- _What to produce_:
Reproduce the passage of the prostate cancer gene therapy article between "In the future, Professor" and "treatment is positive.", inclusive, without changing a word.

----- Extract to read

International breakthrough discovery in research! Deching Chang, Professor of Biomedical Sciences Department from National Chung Cheng University develops gene therapy vector to effectively enhance the prostate cancer treatmentPublished on Aug 12 2019
Prostate cancer is the second most deadly cancer discovered in men in the world and the fifth commonly occurred cancer to males in Taiwan. So far, the status of patients with advanced prostate cancer treated by hormonal therapy is often turned into hormone-resistant, making the condition more difficult to be controlled and causing the mortality rate to increase. Chang, Deching, a professor of the Department of Biomedical Sciences at National Chung Cheng University (CCU), recently succeeded in using particles that mimic the structural protein of human polyomavirus as the gene therapy vectors to help lock attack on prostate cancer cells during the treatment, and to suppress the tumor growth effectively. These important research findings have attracted extensive attention internationally and been published in the top journals on gene therapy.
In addition to the traditional surgery, radiation therapy, chemotherapy, and hormonal therapy are other common practices to treat prostate cancer. "Owing to Androgen (male hormone) can induce the prostate cancer, the hormone therapy uses anti-androgen drugs or other methods to stop male hormones taking effect on the cancer cells, so can the cancerous condition be under control." Professor Chang said. Unfortunately, by the time when the patient's condition eventually progresses to Castration-resistant prostate cancer (CRPC) which indicates that the cancer cells have mutated and developed into resistant stage against hormonal treatment, the chance to control the condition will be even slimmer. Therefore, in search for a new way to deal with prostate cancer now becomes critically important.
With his 30 year-experience dedicating to the research of the JC virus, one of the two human polyomavirus, Professor Chang has produced the JCV-capsid-like particles (a protein similar to one of the JC capsid proteins) through the bacteria, Escherichia coli (E. coli), as carriers for the gene therapy. Chang explained that gene therapy often uses the specificity of certain virus to transfer genes with therapeutic function to the targeted problematic tissue cells. However, once the carrier enters the human body, it is just like setting out a little boat into the sea. "How to direct the carrier to a specific place is the difficult part of gene therapy."
Consequently, CCU research team transformed the "suicide gene" into the JCV-capsid-like particles to do the job. Chang further expressed that, prostate cancer development usually comes with excessively expressed prostate specific antigen (PSA), which are later utilized to clone the suicide genes. Since the suicide genes only works on prostate cancer cells, and it does not harm other normal cells, so during the treatment, when the JCV-capsid-like particles reach the prostate tumor, the suicide genes can be activated to attack the tumor cells specifically.
At present, this method has been found effective to suppress the growth of cancer cells through animal experimentation. This technology can not only make up the failure of hormone therapy, but also be used in the early treatment of prostate cancer. This research results have been published in the internationally renowned journal《Cancer Gene Therapy》recently. In addition, Professor claimed that the JCV-capsid-like particles can be easily mass-produced in E. coli and the source of E. coli is low-cost and easy to obtain, so the production will be resonablly cost-effective. More, the JCV-capsid-like particles do not contain any genes of real JC virus, thus will not lead to viral diseases, it is fairly safe for internal application.
In the future, Professor Chang will conduct more variables research through animal experimentation, then apply for clinical trials. In addition to the specificity of suicide genes, Chang expects to create a special marker on the JCV-capsid-like particles, hoping to help the particles identify the prostate cancer cells faster, to enhance the success rate of the treatment. "So far, there is an 80% possibility of metastasis that the cancer development may extend from prostate to bones!" Despite that, Chang again mentioned that his team has been doing cooperated research with the urology department of Chiayi Christian Hospital for a long time and currently, the gene therapy exercised on patient by the doctors in the hospital, using the JCV-capsid-like particles to treat bone metastasis, has achieved its initial results. The future of a better prostate cancer treatment is positive.

----------
----- Source information

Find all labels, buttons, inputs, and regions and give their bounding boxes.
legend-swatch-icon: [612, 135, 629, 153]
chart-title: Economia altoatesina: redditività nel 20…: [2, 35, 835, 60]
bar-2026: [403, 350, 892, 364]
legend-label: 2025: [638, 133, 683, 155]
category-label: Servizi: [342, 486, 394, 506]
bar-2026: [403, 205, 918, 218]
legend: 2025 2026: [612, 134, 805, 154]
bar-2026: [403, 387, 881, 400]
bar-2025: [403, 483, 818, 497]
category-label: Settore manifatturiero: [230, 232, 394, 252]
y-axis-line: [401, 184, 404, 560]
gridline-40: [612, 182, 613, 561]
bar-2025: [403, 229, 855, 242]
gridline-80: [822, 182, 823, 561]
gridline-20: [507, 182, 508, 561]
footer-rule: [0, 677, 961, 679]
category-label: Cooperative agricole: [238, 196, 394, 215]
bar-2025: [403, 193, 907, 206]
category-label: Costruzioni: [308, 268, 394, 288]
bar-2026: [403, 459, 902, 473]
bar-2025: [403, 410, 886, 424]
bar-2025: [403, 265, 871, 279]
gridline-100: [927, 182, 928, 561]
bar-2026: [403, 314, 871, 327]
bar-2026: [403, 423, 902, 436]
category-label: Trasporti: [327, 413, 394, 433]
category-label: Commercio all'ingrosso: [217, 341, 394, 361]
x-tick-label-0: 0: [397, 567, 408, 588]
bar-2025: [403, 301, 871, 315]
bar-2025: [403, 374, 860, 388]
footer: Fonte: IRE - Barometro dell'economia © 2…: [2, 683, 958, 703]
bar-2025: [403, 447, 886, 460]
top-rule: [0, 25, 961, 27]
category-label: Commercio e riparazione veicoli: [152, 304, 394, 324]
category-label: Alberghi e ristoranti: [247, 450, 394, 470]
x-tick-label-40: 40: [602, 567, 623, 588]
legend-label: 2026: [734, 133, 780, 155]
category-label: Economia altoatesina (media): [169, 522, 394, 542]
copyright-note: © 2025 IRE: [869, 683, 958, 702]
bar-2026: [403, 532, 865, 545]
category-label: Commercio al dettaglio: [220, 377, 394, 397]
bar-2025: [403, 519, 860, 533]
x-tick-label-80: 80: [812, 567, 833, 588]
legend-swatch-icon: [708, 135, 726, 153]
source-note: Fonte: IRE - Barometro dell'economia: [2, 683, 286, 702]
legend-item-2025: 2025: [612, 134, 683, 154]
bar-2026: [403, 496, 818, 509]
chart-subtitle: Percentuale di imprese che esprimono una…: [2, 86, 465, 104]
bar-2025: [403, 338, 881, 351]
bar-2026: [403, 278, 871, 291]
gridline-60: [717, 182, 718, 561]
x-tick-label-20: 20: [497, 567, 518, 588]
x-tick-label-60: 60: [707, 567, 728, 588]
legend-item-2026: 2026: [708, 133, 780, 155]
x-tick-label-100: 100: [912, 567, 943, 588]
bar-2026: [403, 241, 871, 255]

----------

- _Solved problem_:
In the future, Professor Chang will conduct more variables research through animal experimentation, then apply for clinical trials. In addition to the specificity of suicide genes, Chang expects to create a special marker on the JCV-capsid-like particles, hoping to help the particles identify the prostate cancer cells faster, to enhance the success rate of the treatment. "So far, there is an 80% possibility of metastasis that the cancer development may extend from prostate to bones!" Despite that, Chang again mentioned that his team has been doing cooperated research with the urology department of Chiayi Christian Hospital for a long time and currently, the gene therapy exercised on patient by the doctors in the hospital, using the JCV-capsid-like particles to treat bone metastasis, has achieved its initial results. The future of a better prostate cancer treatment is positive.